[Stored items from a collection]
"""

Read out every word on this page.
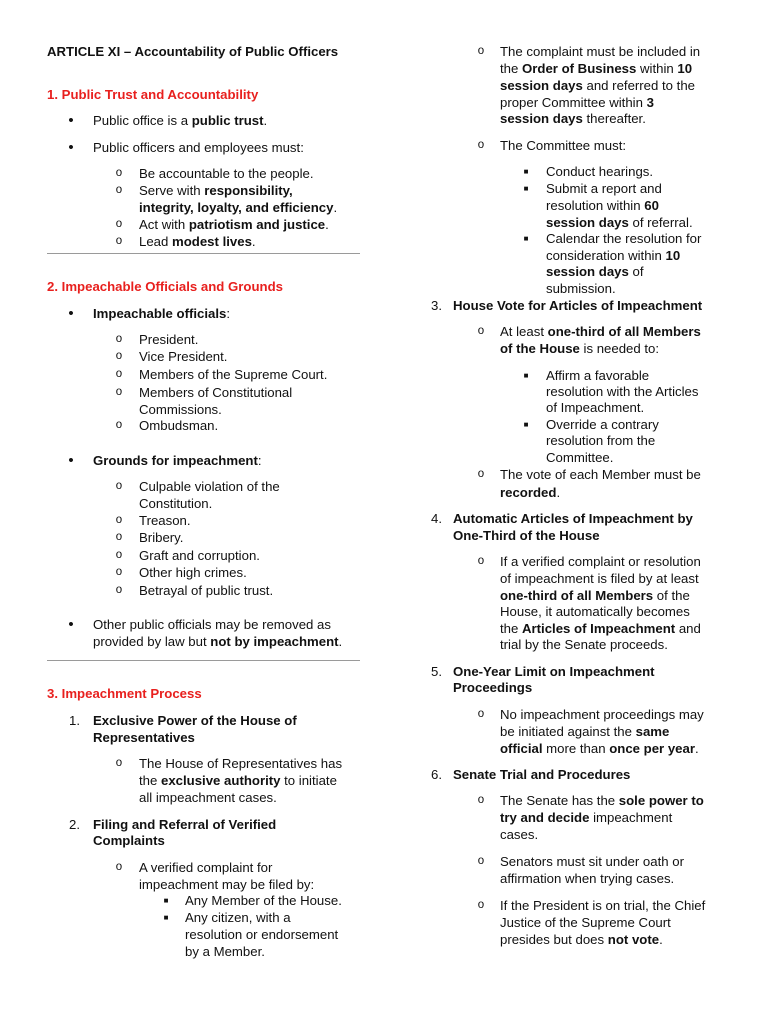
ARTICLE XI – Accountability of Public Officers
1. Public Trust and Accountability
• Public office is a public trust.
• Public officers and employees must:
o Be accountable to the people.
o Serve with responsibility,
integrity, loyalty, and efficiency.
o Act with patriotism and justice.
o Lead modest lives.
2. Impeachable Officials and Grounds
• Impeachable officials:
o President.
o Vice President.
o Members of the Supreme Court.
o Members of Constitutional
Commissions.
o Ombudsman.
• Grounds for impeachment:
o Culpable violation of the
Constitution.
o Treason.
o Bribery.
o Graft and corruption.
o Other high crimes.
o Betrayal of public trust.
• Other public officials may be removed as
provided by law but not by impeachment.
3. Impeachment Process
1. Exclusive Power of the House of
Representatives
o The House of Representatives has
the exclusive authority to initiate
all impeachment cases.
2. Filing and Referral of Verified
Complaints
o A verified complaint for
impeachment may be filed by:
■ Any Member of the House.
■ Any citizen, with a
resolution or endorsement
by a Member.
o The complaint must be included in
the Order of Business within 10
session days and referred to the
proper Committee within 3
session days thereafter.
o The Committee must:
■ Conduct hearings.
■ Submit a report and
resolution within 60
session days of referral.
■ Calendar the resolution for
consideration within 10
session days of
submission.
3. House Vote for Articles of Impeachment
o At least one-third of all Members
of the House is needed to:
■ Affirm a favorable
resolution with the Articles
of Impeachment.
■ Override a contrary
resolution from the
Committee.
o The vote of each Member must be
recorded.
4. Automatic Articles of Impeachment by
One-Third of the House
o If a verified complaint or resolution
of impeachment is filed by at least
one-third of all Members of the
House, it automatically becomes
the Articles of Impeachment and
trial by the Senate proceeds.
5. One-Year Limit on Impeachment
Proceedings
o No impeachment proceedings may
be initiated against the same
official more than once per year.
6. Senate Trial and Procedures
o The Senate has the sole power to
try and decide impeachment
cases.
o Senators must sit under oath or
affirmation when trying cases.
o If the President is on trial, the Chief
Justice of the Supreme Court
presides but does not vote.
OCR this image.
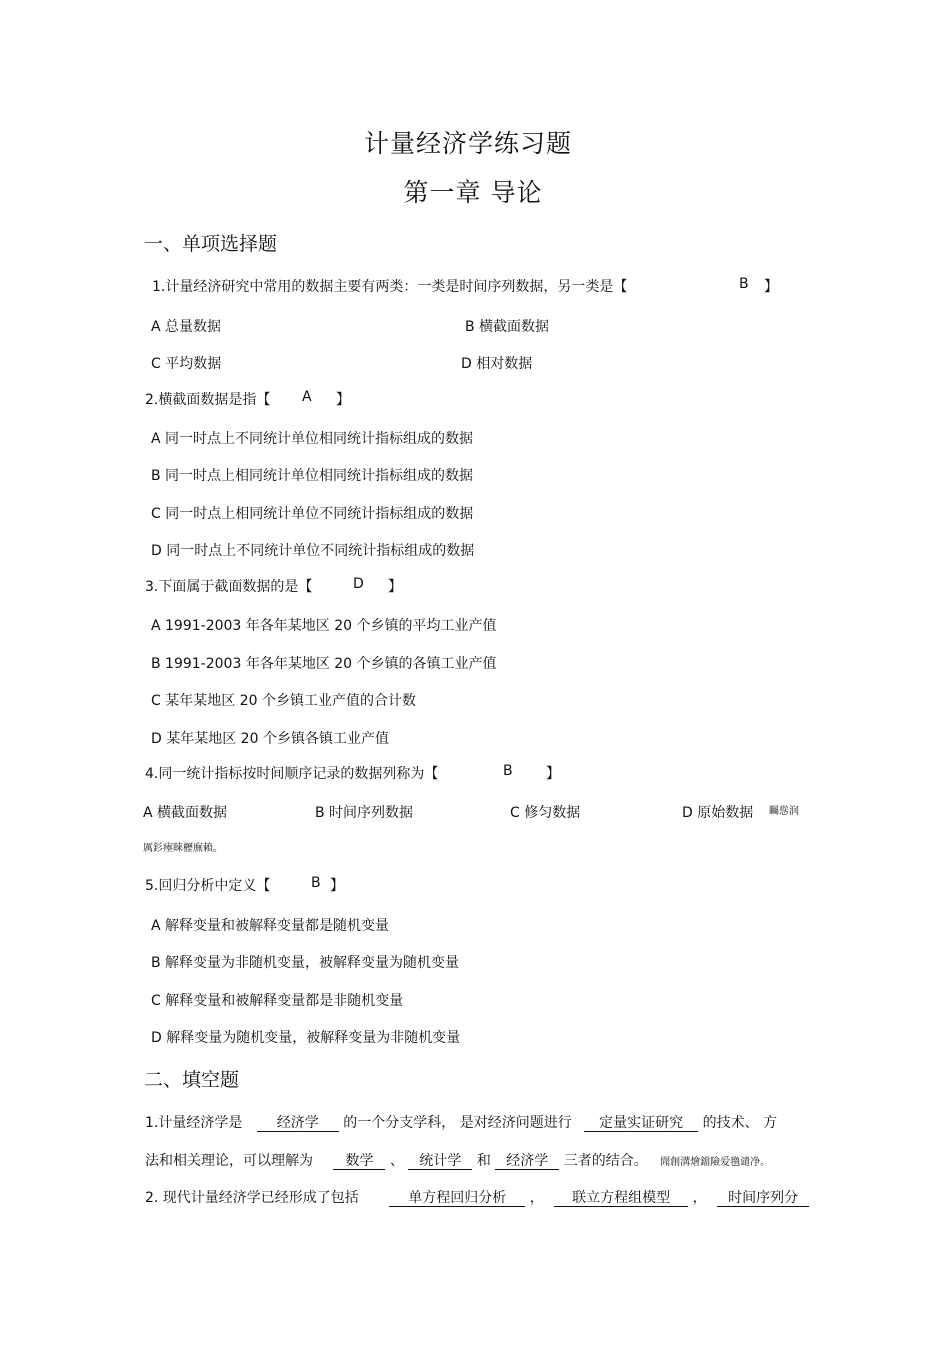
计量经济学练习题
第一章 导论
一、单项选择题
1.计量经济研究中常用的数据主要有两类：一类是时间序列数据，另一类是【	B 】
A 总量数据	B 横截面数据
C 平均数据	D 相对数据
2.横截面数据是指【 A 】
A 同一时点上不同统计单位相同统计指标组成的数据
B 同一时点上相同统计单位相同统计指标组成的数据
C 同一时点上相同统计单位不同统计指标组成的数据
D 同一时点上不同统计单位不同统计指标组成的数据
3.下面属于截面数据的是【	D 】
A 1991-2003 年各年某地区 20 个乡镇的平均工业产值
B 1991-2003 年各年某地区 20 个乡镇的各镇工业产值
C 某年某地区 20 个乡镇工业产值的合计数
D 某年某地区 20 个乡镇各镇工业产值
4.同一统计指标按时间顺序记录的数据列称为【	B 】
A 横截面数据	B 时间序列数据	C 修匀数据	D 原始数据 矚慫润
厲釤瘞睞櫪廡賴。
5.回归分析中定义【	B 】
A 解释变量和被解释变量都是随机变量
B 解释变量为非随机变量，被解释变量为随机变量
C 解释变量和被解释变量都是非随机变量
D 解释变量为随机变量，被解释变量为非随机变量
二、填空题
1.计量经济学是 经济学 的一个分支学科， 是对经济问题进行 定量实证研究 的技术、 方
法和相关理论，可以理解为 数学 、 统计学 和 经济学 三者的结合。 聞創溝燴鐺險爱氇谴净。
2. 现代计量经济学已经形成了包括	单方程回归分析 ， 联立方程组模型 ， 时间序列分
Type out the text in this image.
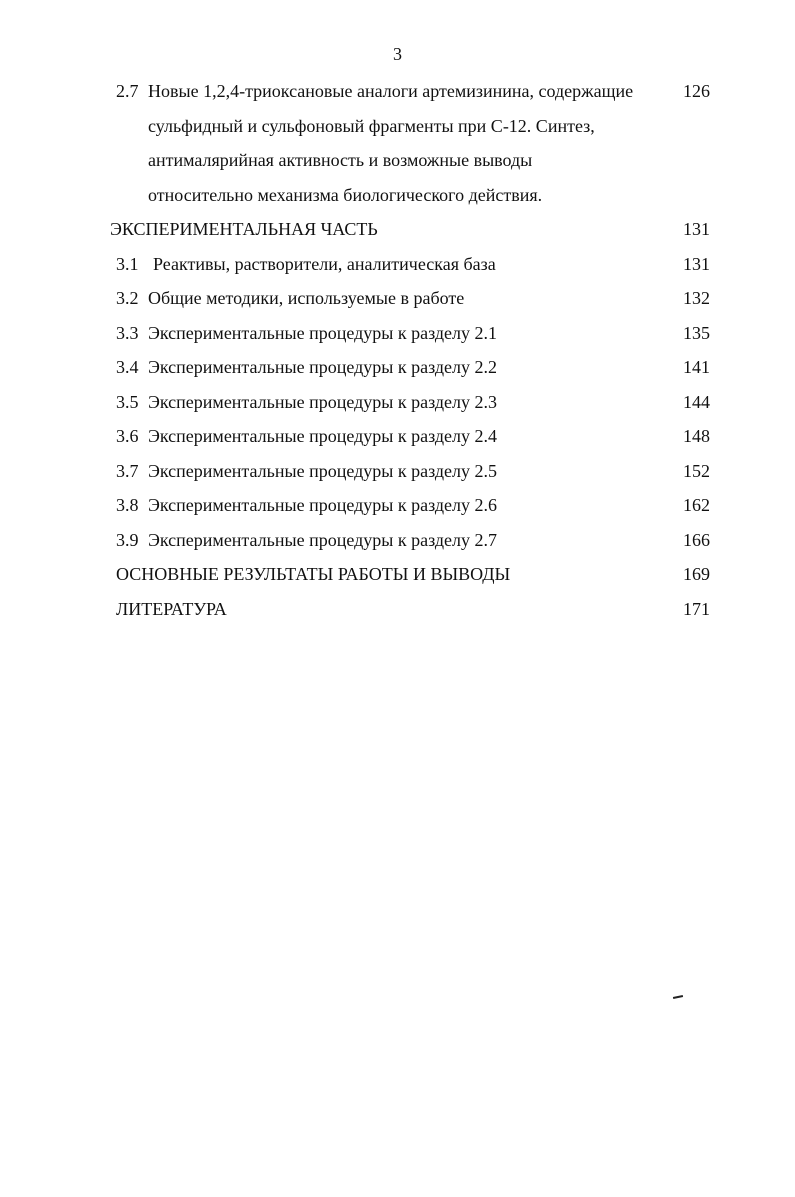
3
2.7 Новые 1,2,4-триоксановые аналоги артемизинина, содержащие	126
сульфидный и сульфоновый фрагменты при С-12. Синтез,
антималярийная активность и возможные выводы
относительно механизма биологического действия.
ЭКСПЕРИМЕНТАЛЬНАЯ ЧАСТЬ	131
3.1 Реактивы, растворители, аналитическая база	131
3.2 Общие методики, используемые в работе	132
3.3 Экспериментальные процедуры к разделу 2.1	135
3.4 Экспериментальные процедуры к разделу 2.2	141
3.5 Экспериментальные процедуры к разделу 2.3	144
3.6 Экспериментальные процедуры к разделу 2.4	148
3.7 Экспериментальные процедуры к разделу 2.5	152
3.8 Экспериментальные процедуры к разделу 2.6	162
3.9 Экспериментальные процедуры к разделу 2.7	166
ОСНОВНЫЕ РЕЗУЛЬТАТЫ РАБОТЫ И ВЫВОДЫ	169
ЛИТЕРАТУРА	171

"""

--- EXERCISE DETAILS ---
How many lines of the data hold the string "某年某地区"? Reply with the number alone.

--- EXERCISE ANSWER ---
2